- EXERCISE DETAILS -
Pull out every line from the listing that has the word "деревянных".

>> START DATA RECORDS

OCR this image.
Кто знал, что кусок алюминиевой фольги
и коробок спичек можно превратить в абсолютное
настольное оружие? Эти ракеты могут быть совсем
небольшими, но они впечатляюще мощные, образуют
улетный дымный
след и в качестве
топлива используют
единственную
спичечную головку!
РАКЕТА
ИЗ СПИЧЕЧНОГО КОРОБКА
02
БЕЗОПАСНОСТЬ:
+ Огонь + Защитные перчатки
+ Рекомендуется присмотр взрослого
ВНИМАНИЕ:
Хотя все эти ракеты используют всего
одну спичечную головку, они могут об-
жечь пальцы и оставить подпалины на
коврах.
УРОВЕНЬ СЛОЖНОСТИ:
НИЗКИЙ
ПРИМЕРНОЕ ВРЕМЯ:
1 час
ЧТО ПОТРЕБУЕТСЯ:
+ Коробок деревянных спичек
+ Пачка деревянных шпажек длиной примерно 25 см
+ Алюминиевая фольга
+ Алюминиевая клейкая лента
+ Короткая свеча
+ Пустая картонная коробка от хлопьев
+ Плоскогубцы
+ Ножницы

>> END DATA RECORDS

- RESPONSE -
+ Коробок деревянных спичек
+ Пачка деревянных шпажек длиной примерно 25 см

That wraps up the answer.